What the task requires » Set down the full listing exactly, character for character.

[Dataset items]

>>>

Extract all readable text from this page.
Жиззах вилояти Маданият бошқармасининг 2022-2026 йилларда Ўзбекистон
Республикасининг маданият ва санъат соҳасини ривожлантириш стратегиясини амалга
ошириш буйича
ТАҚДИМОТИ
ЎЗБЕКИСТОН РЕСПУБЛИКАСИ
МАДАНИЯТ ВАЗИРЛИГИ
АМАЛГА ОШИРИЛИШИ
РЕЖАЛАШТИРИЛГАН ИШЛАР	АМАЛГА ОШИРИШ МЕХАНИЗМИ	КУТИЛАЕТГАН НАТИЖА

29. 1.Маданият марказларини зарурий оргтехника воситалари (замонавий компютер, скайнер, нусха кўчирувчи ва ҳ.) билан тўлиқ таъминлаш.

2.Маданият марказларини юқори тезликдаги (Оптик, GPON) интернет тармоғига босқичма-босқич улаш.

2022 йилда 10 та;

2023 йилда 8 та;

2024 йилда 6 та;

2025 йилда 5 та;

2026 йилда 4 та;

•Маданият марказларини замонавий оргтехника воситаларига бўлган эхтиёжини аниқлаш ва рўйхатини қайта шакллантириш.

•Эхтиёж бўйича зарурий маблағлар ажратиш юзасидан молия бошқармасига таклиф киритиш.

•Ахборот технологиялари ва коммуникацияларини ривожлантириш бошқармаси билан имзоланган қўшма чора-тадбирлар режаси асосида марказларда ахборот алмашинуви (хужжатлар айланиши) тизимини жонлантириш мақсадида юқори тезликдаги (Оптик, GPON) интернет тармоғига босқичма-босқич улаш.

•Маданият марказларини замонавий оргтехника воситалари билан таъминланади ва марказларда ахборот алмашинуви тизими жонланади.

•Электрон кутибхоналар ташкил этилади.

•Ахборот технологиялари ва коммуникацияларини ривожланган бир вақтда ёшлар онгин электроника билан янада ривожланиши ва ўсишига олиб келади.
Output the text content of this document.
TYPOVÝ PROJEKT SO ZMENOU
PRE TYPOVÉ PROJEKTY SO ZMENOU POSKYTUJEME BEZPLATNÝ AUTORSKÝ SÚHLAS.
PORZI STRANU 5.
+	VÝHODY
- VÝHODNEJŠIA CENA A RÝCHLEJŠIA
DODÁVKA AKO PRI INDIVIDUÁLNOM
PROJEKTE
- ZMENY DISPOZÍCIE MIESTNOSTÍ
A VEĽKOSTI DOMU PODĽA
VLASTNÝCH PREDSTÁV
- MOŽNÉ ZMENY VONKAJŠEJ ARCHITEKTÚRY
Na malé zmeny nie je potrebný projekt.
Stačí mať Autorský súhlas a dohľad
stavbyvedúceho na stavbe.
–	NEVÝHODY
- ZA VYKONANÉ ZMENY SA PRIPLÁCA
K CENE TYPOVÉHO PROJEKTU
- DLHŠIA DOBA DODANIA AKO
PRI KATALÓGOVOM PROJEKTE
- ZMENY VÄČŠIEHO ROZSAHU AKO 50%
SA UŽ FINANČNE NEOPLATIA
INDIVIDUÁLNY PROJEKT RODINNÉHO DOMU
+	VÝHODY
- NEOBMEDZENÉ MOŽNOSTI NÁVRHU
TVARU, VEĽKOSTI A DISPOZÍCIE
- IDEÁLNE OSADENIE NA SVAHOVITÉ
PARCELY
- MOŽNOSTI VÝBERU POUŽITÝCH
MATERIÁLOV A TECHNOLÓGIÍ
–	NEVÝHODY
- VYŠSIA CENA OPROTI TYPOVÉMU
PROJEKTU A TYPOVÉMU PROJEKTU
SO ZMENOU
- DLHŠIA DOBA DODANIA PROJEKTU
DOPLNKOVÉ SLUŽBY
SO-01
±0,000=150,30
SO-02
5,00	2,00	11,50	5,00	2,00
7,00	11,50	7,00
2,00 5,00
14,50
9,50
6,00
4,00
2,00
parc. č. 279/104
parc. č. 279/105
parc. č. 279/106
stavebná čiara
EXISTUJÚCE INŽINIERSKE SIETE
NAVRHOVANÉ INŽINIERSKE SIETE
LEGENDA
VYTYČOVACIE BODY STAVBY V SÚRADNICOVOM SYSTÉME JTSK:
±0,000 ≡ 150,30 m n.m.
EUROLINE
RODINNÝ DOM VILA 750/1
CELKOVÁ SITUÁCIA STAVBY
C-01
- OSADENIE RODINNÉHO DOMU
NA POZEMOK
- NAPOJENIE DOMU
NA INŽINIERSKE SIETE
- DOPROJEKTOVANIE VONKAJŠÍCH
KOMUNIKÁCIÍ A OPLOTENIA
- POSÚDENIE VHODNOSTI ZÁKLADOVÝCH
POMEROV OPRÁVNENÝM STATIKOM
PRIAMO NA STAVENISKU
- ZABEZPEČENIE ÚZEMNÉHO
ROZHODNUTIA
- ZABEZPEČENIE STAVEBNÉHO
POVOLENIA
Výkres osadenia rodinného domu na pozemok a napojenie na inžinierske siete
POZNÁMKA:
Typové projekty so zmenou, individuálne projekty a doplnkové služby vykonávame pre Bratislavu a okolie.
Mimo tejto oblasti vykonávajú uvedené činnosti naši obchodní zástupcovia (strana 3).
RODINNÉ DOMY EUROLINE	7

<<<

Response »
Extract all readable text from this page.
Жиззах вилояти Маданият бошқармасининг 2022-2026 йилларда Ўзбекистон
Республикасининг маданият ва санъат соҳасини ривожлантириш стратегиясини амалга
ошириш буйича
ТАҚДИМОТИ
ЎЗБЕКИСТОН РЕСПУБЛИКАСИ
МАДАНИЯТ ВАЗИРЛИГИ
АМАЛГА ОШИРИЛИШИ
РЕЖАЛАШТИРИЛГАН ИШЛАР	АМАЛГА ОШИРИШ МЕХАНИЗМИ	КУТИЛАЕТГАН НАТИЖА

29. 1.Маданият марказларини зарурий оргтехника воситалари (замонавий компютер, скайнер, нусха кўчирувчи ва ҳ.) билан тўлиқ таъминлаш.

2.Маданият марказларини юқори тезликдаги (Оптик, GPON) интернет тармоғига босқичма-босқич улаш.

2022 йилда 10 та;

2023 йилда 8 та;

2024 йилда 6 та;

2025 йилда 5 та;

2026 йилда 4 та;

•Маданият марказларини замонавий оргтехника воситаларига бўлган эхтиёжини аниқлаш ва рўйхатини қайта шакллантириш.

•Эхтиёж бўйича зарурий маблағлар ажратиш юзасидан молия бошқармасига таклиф киритиш.

•Ахборот технологиялари ва коммуникацияларини ривожлантириш бошқармаси билан имзоланган қўшма чора-тадбирлар режаси асосида марказларда ахборот алмашинуви (хужжатлар айланиши) тизимини жонлантириш мақсадида юқори тезликдаги (Оптик, GPON) интернет тармоғига босқичма-босқич улаш.

•Маданият марказларини замонавий оргтехника воситалари билан таъминланади ва марказларда ахборот алмашинуви тизими жонланади.

•Электрон кутибхоналар ташкил этилади.

•Ахборот технологиялари ва коммуникацияларини ривожланган бир вақтда ёшлар онгин электроника билан янада ривожланиши ва ўсишига олиб келади.
Output the text content of this document.
TYPOVÝ PROJEKT SO ZMENOU
PRE TYPOVÉ PROJEKTY SO ZMENOU POSKYTUJEME BEZPLATNÝ AUTORSKÝ SÚHLAS.
PORZI STRANU 5.
+	VÝHODY
- VÝHODNEJŠIA CENA A RÝCHLEJŠIA
DODÁVKA AKO PRI INDIVIDUÁLNOM
PROJEKTE
- ZMENY DISPOZÍCIE MIESTNOSTÍ
A VEĽKOSTI DOMU PODĽA
VLASTNÝCH PREDSTÁV
- MOŽNÉ ZMENY VONKAJŠEJ ARCHITEKTÚRY
Na malé zmeny nie je potrebný projekt.
Stačí mať Autorský súhlas a dohľad
stavbyvedúceho na stavbe.
–	NEVÝHODY
- ZA VYKONANÉ ZMENY SA PRIPLÁCA
K CENE TYPOVÉHO PROJEKTU
- DLHŠIA DOBA DODANIA AKO
PRI KATALÓGOVOM PROJEKTE
- ZMENY VÄČŠIEHO ROZSAHU AKO 50%
SA UŽ FINANČNE NEOPLATIA
INDIVIDUÁLNY PROJEKT RODINNÉHO DOMU
+	VÝHODY
- NEOBMEDZENÉ MOŽNOSTI NÁVRHU
TVARU, VEĽKOSTI A DISPOZÍCIE
- IDEÁLNE OSADENIE NA SVAHOVITÉ
PARCELY
- MOŽNOSTI VÝBERU POUŽITÝCH
MATERIÁLOV A TECHNOLÓGIÍ
–	NEVÝHODY
- VYŠSIA CENA OPROTI TYPOVÉMU
PROJEKTU A TYPOVÉMU PROJEKTU
SO ZMENOU
- DLHŠIA DOBA DODANIA PROJEKTU
DOPLNKOVÉ SLUŽBY
SO-01
±0,000=150,30
SO-02
5,00	2,00	11,50	5,00	2,00
7,00	11,50	7,00
2,00 5,00
14,50
9,50
6,00
4,00
2,00
parc. č. 279/104
parc. č. 279/105
parc. č. 279/106
stavebná čiara
EXISTUJÚCE INŽINIERSKE SIETE
NAVRHOVANÉ INŽINIERSKE SIETE
LEGENDA
VYTYČOVACIE BODY STAVBY V SÚRADNICOVOM SYSTÉME JTSK:
±0,000 ≡ 150,30 m n.m.
EUROLINE
RODINNÝ DOM VILA 750/1
CELKOVÁ SITUÁCIA STAVBY
C-01
- OSADENIE RODINNÉHO DOMU
NA POZEMOK
- NAPOJENIE DOMU
NA INŽINIERSKE SIETE
- DOPROJEKTOVANIE VONKAJŠÍCH
KOMUNIKÁCIÍ A OPLOTENIA
- POSÚDENIE VHODNOSTI ZÁKLADOVÝCH
POMEROV OPRÁVNENÝM STATIKOM
PRIAMO NA STAVENISKU
- ZABEZPEČENIE ÚZEMNÉHO
ROZHODNUTIA
- ZABEZPEČENIE STAVEBNÉHO
POVOLENIA
Výkres osadenia rodinného domu na pozemok a napojenie na inžinierske siete
POZNÁMKA:
Typové projekty so zmenou, individuálne projekty a doplnkové služby vykonávame pre Bratislavu a okolie.
Mimo tejto oblasti vykonávajú uvedené činnosti naši obchodní zástupcovia (strana 3).
RODINNÉ DOMY EUROLINE	7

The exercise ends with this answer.